» The task
Return every row below word for word, leaving out the pictures.

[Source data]
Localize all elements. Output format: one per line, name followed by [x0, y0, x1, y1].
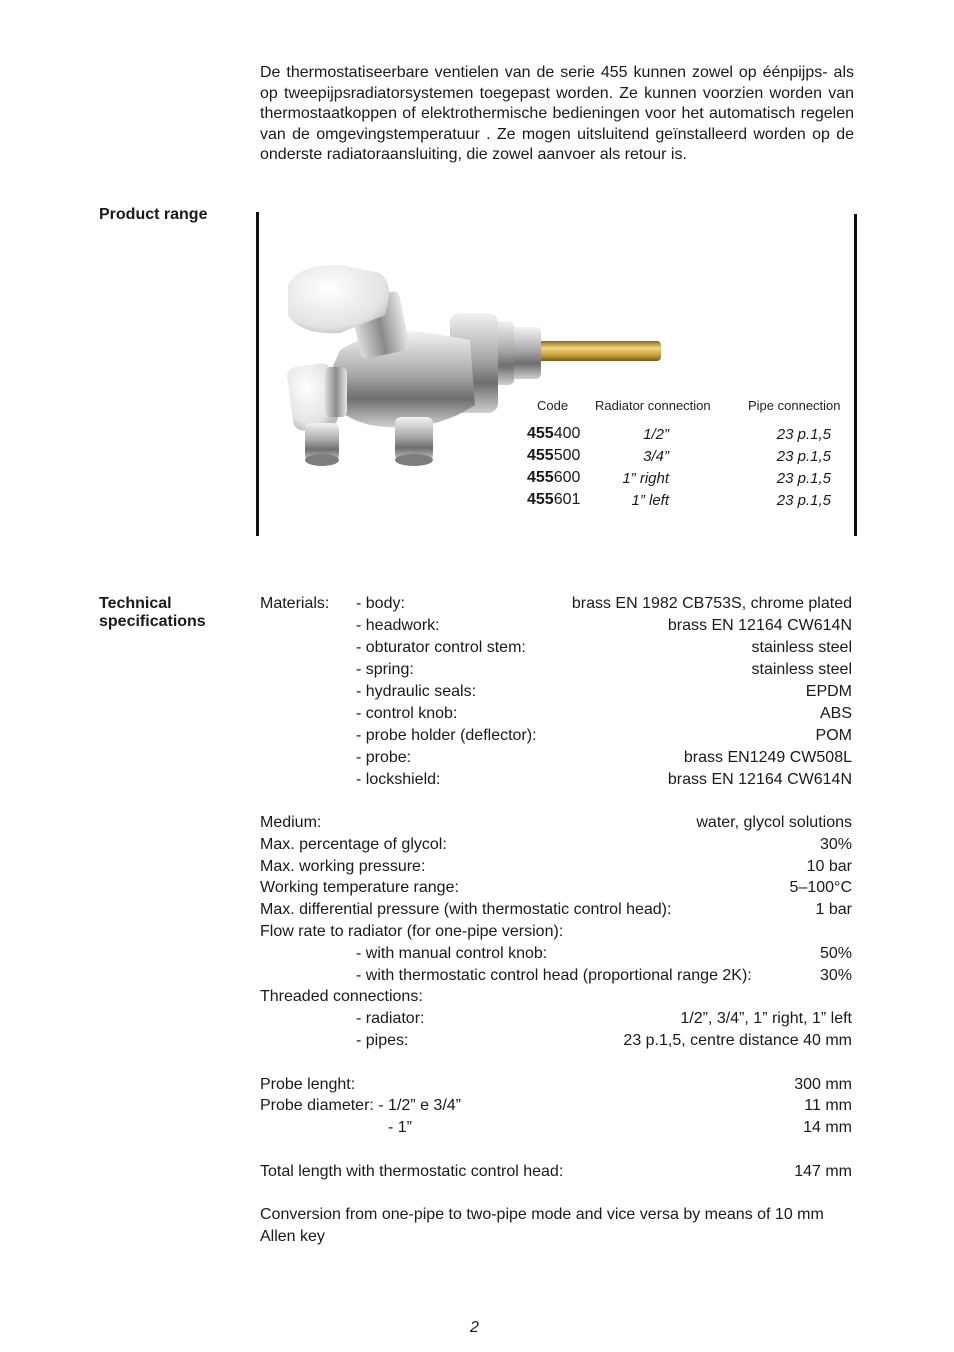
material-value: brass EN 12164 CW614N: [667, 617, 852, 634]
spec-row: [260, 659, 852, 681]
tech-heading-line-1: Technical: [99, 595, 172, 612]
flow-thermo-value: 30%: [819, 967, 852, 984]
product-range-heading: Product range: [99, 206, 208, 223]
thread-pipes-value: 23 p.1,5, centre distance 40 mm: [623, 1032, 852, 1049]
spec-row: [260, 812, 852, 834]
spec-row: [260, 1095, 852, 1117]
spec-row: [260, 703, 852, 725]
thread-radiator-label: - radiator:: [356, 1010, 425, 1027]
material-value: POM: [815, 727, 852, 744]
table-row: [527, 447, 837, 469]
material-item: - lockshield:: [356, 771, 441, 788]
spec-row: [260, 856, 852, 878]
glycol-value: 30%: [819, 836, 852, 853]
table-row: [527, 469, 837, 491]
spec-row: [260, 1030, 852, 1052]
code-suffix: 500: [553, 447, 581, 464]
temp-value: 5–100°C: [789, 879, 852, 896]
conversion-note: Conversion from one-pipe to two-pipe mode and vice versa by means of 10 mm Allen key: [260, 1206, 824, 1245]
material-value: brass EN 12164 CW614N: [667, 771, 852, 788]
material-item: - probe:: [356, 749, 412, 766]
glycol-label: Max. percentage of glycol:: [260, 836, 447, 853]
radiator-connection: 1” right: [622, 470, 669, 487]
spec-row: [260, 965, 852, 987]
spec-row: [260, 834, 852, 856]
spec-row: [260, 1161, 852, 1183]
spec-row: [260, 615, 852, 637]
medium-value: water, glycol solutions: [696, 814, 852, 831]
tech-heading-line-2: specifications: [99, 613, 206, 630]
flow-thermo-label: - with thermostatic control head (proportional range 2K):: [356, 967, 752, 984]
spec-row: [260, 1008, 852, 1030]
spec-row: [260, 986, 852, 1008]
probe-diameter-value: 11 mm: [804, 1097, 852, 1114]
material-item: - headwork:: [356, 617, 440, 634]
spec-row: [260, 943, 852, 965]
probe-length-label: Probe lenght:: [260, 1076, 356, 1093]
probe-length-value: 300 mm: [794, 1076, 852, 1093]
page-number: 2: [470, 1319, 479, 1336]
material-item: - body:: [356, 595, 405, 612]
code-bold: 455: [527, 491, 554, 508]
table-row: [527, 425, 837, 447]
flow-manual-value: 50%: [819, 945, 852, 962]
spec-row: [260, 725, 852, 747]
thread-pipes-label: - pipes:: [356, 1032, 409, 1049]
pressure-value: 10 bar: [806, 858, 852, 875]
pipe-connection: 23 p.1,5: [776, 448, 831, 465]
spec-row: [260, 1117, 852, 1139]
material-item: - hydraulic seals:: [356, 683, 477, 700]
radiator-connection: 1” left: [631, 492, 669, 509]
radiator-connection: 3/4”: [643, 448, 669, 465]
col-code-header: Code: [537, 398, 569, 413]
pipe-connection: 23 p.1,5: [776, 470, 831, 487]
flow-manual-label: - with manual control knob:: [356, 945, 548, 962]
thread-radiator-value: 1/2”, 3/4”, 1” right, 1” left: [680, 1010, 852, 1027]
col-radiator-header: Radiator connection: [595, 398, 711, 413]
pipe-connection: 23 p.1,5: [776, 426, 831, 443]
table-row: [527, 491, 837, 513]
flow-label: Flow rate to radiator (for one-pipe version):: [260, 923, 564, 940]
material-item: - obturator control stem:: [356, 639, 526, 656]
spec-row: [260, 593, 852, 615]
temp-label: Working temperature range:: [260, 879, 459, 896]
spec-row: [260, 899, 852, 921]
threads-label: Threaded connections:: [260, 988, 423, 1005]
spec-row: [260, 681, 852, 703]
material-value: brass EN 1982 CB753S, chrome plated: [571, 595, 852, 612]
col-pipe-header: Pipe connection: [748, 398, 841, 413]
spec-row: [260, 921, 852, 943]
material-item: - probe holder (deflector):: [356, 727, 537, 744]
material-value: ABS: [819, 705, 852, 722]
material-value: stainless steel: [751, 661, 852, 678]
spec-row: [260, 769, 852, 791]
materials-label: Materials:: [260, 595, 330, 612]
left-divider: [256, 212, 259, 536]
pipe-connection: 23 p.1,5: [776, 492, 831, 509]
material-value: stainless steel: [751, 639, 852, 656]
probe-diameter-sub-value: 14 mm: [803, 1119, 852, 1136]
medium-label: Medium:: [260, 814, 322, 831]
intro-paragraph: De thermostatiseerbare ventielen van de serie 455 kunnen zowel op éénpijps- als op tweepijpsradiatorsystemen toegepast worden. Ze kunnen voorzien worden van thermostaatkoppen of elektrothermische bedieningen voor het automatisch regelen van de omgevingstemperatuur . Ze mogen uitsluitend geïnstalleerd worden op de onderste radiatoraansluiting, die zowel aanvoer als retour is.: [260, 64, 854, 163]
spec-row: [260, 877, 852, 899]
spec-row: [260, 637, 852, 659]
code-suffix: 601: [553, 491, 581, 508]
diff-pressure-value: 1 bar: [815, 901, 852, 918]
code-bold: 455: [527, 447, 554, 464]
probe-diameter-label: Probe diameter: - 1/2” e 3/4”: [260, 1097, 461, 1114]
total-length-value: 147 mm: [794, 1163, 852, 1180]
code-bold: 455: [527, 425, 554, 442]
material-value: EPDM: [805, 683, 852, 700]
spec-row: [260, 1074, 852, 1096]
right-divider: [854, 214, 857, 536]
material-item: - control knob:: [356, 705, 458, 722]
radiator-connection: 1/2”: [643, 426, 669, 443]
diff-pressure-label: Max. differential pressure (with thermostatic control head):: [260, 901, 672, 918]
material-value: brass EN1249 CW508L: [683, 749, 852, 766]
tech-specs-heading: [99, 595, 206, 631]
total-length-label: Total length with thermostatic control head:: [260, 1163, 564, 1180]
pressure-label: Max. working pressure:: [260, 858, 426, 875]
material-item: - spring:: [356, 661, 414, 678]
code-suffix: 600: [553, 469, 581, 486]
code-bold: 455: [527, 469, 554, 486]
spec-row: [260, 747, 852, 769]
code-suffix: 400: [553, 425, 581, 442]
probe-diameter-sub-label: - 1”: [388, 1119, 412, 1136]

» Worked solution
Localize all elements. Output format: one per line, name followed by [x0, y0, x1, y1].
material-value: brass EN 12164 CW614N: [667, 617, 852, 634]
spec-row: [260, 659, 852, 681]
tech-heading-line-1: Technical: [99, 595, 172, 612]
flow-thermo-value: 30%: [819, 967, 852, 984]
product-range-heading: Product range: [99, 206, 208, 223]
thread-pipes-value: 23 p.1,5, centre distance 40 mm: [623, 1032, 852, 1049]
spec-row: [260, 812, 852, 834]
spec-row: [260, 1095, 852, 1117]
spec-row: [260, 703, 852, 725]
thread-radiator-label: - radiator:: [356, 1010, 425, 1027]
material-value: POM: [815, 727, 852, 744]
table-row: [527, 447, 837, 469]
material-item: - lockshield:: [356, 771, 441, 788]
spec-row: [260, 856, 852, 878]
glycol-value: 30%: [819, 836, 852, 853]
table-row: [527, 469, 837, 491]
spec-row: [260, 1030, 852, 1052]
code-suffix: 500: [553, 447, 581, 464]
temp-value: 5–100°C: [789, 879, 852, 896]
conversion-note: Conversion from one-pipe to two-pipe mode and vice versa by means of 10 mm Allen key: [260, 1206, 824, 1245]
material-value: brass EN 12164 CW614N: [667, 771, 852, 788]
material-item: - probe:: [356, 749, 412, 766]
glycol-label: Max. percentage of glycol:: [260, 836, 447, 853]
radiator-connection: 1” right: [622, 470, 669, 487]
spec-row: [260, 965, 852, 987]
spec-row: [260, 834, 852, 856]
spec-row: [260, 1161, 852, 1183]
spec-row: [260, 615, 852, 637]
medium-value: water, glycol solutions: [696, 814, 852, 831]
tech-heading-line-2: specifications: [99, 613, 206, 630]
flow-thermo-label: - with thermostatic control head (proportional range 2K):: [356, 967, 752, 984]
spec-row: [260, 1008, 852, 1030]
spec-row: [260, 986, 852, 1008]
probe-diameter-value: 11 mm: [804, 1097, 852, 1114]
material-item: - headwork:: [356, 617, 440, 634]
spec-row: [260, 943, 852, 965]
probe-length-label: Probe lenght:: [260, 1076, 356, 1093]
probe-length-value: 300 mm: [794, 1076, 852, 1093]
page-number: 2: [470, 1319, 479, 1336]
material-item: - body:: [356, 595, 405, 612]
code-bold: 455: [527, 491, 554, 508]
table-row: [527, 425, 837, 447]
flow-manual-value: 50%: [819, 945, 852, 962]
spec-row: [260, 725, 852, 747]
thread-pipes-label: - pipes:: [356, 1032, 409, 1049]
pressure-value: 10 bar: [806, 858, 852, 875]
pipe-connection: 23 p.1,5: [776, 448, 831, 465]
spec-row: [260, 1117, 852, 1139]
material-item: - hydraulic seals:: [356, 683, 477, 700]
radiator-connection: 1” left: [631, 492, 669, 509]
radiator-connection: 3/4”: [643, 448, 669, 465]
col-code-header: Code: [537, 398, 569, 413]
pipe-connection: 23 p.1,5: [776, 470, 831, 487]
flow-manual-label: - with manual control knob:: [356, 945, 548, 962]
thread-radiator-value: 1/2”, 3/4”, 1” right, 1” left: [680, 1010, 852, 1027]
col-radiator-header: Radiator connection: [595, 398, 711, 413]
pipe-connection: 23 p.1,5: [776, 426, 831, 443]
table-row: [527, 491, 837, 513]
flow-label: Flow rate to radiator (for one-pipe version):: [260, 923, 564, 940]
material-item: - obturator control stem:: [356, 639, 526, 656]
spec-row: [260, 593, 852, 615]
temp-label: Working temperature range:: [260, 879, 459, 896]
spec-row: [260, 899, 852, 921]
threads-label: Threaded connections:: [260, 988, 423, 1005]
spec-row: [260, 681, 852, 703]
material-value: brass EN 1982 CB753S, chrome plated: [571, 595, 852, 612]
col-pipe-header: Pipe connection: [748, 398, 841, 413]
spec-row: [260, 921, 852, 943]
material-item: - probe holder (deflector):: [356, 727, 537, 744]
material-value: ABS: [819, 705, 852, 722]
material-value: stainless steel: [751, 661, 852, 678]
spec-row: [260, 769, 852, 791]
materials-label: Materials:: [260, 595, 330, 612]
left-divider: [256, 212, 259, 536]
pipe-connection: 23 p.1,5: [776, 492, 831, 509]
material-value: stainless steel: [751, 639, 852, 656]
probe-diameter-sub-value: 14 mm: [803, 1119, 852, 1136]
medium-label: Medium:: [260, 814, 322, 831]
intro-paragraph: De thermostatiseerbare ventielen van de serie 455 kunnen zowel op éénpijps- als op tweepijpsradiatorsystemen toegepast worden. Ze kunnen voorzien worden van thermostaatkoppen of elektrothermische bedieningen voor het automatisch regelen van de omgevingstemperatuur . Ze mogen uitsluitend geïnstalleerd worden op de onderste radiatoraansluiting, die zowel aanvoer als retour is.: [260, 64, 854, 163]
spec-row: [260, 877, 852, 899]
spec-row: [260, 637, 852, 659]
code-suffix: 601: [553, 491, 581, 508]
diff-pressure-value: 1 bar: [815, 901, 852, 918]
code-bold: 455: [527, 447, 554, 464]
probe-diameter-label: Probe diameter: - 1/2” e 3/4”: [260, 1097, 461, 1114]
total-length-value: 147 mm: [794, 1163, 852, 1180]
code-bold: 455: [527, 425, 554, 442]
material-value: EPDM: [805, 683, 852, 700]
spec-row: [260, 1074, 852, 1096]
right-divider: [854, 214, 857, 536]
material-item: - control knob:: [356, 705, 458, 722]
radiator-connection: 1/2”: [643, 426, 669, 443]
diff-pressure-label: Max. differential pressure (with thermostatic control head):: [260, 901, 672, 918]
material-value: brass EN1249 CW508L: [683, 749, 852, 766]
tech-specs-heading: [99, 595, 206, 631]
total-length-label: Total length with thermostatic control head:: [260, 1163, 564, 1180]
pressure-label: Max. working pressure:: [260, 858, 426, 875]
material-item: - spring:: [356, 661, 414, 678]
code-suffix: 600: [553, 469, 581, 486]
code-bold: 455: [527, 469, 554, 486]
spec-row: [260, 747, 852, 769]
code-suffix: 400: [553, 425, 581, 442]
probe-diameter-sub-label: - 1”: [388, 1119, 412, 1136]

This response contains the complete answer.